§ Written exercise:
Go through the records and give each one again exactly.
**** Material for the task
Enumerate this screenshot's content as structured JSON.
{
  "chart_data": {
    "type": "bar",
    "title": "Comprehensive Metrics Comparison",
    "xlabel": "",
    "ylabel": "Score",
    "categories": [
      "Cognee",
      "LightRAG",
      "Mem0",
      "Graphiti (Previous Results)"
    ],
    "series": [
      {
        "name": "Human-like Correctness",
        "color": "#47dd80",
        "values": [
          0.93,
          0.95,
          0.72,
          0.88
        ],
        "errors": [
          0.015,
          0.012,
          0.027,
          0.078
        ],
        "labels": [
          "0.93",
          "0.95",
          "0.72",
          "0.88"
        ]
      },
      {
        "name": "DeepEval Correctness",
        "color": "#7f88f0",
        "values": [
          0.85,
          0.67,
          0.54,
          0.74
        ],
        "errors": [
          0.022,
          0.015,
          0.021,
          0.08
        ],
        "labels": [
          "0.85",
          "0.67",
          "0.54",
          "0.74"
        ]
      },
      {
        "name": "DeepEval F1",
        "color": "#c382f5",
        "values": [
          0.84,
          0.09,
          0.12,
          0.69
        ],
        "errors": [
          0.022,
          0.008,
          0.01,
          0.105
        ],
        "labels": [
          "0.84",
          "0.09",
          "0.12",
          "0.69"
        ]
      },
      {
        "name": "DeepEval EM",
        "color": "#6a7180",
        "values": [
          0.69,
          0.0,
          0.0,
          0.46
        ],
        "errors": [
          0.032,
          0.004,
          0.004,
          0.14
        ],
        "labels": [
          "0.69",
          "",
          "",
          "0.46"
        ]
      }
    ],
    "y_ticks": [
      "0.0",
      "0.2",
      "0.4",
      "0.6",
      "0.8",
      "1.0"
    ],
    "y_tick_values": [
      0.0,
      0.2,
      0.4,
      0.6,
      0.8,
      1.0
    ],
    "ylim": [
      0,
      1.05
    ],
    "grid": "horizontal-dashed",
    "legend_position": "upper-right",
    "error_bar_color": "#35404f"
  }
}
********
§ Task response:
Enumerate this screenshot's content as structured JSON.
{
  "chart_data": {
    "type": "bar",
    "title": "Comprehensive Metrics Comparison",
    "xlabel": "",
    "ylabel": "Score",
    "categories": [
      "Cognee",
      "LightRAG",
      "Mem0",
      "Graphiti (Previous Results)"
    ],
    "series": [
      {
        "name": "Human-like Correctness",
        "color": "#47dd80",
        "values": [
          0.93,
          0.95,
          0.72,
          0.88
        ],
        "errors": [
          0.015,
          0.012,
          0.027,
          0.078
        ],
        "labels": [
          "0.93",
          "0.95",
          "0.72",
          "0.88"
        ]
      },
      {
        "name": "DeepEval Correctness",
        "color": "#7f88f0",
        "values": [
          0.85,
          0.67,
          0.54,
          0.74
        ],
        "errors": [
          0.022,
          0.015,
          0.021,
          0.08
        ],
        "labels": [
          "0.85",
          "0.67",
          "0.54",
          "0.74"
        ]
      },
      {
        "name": "DeepEval F1",
        "color": "#c382f5",
        "values": [
          0.84,
          0.09,
          0.12,
          0.69
        ],
        "errors": [
          0.022,
          0.008,
          0.01,
          0.105
        ],
        "labels": [
          "0.84",
          "0.09",
          "0.12",
          "0.69"
        ]
      },
      {
        "name": "DeepEval EM",
        "color": "#6a7180",
        "values": [
          0.69,
          0.0,
          0.0,
          0.46
        ],
        "errors": [
          0.032,
          0.004,
          0.004,
          0.14
        ],
        "labels": [
          "0.69",
          "",
          "",
          "0.46"
        ]
      }
    ],
    "y_ticks": [
      "0.0",
      "0.2",
      "0.4",
      "0.6",
      "0.8",
      "1.0"
    ],
    "y_tick_values": [
      0.0,
      0.2,
      0.4,
      0.6,
      0.8,
      1.0
    ],
    "ylim": [
      0,
      1.05
    ],
    "grid": "horizontal-dashed",
    "legend_position": "upper-right",
    "error_bar_color": "#35404f"
  }
}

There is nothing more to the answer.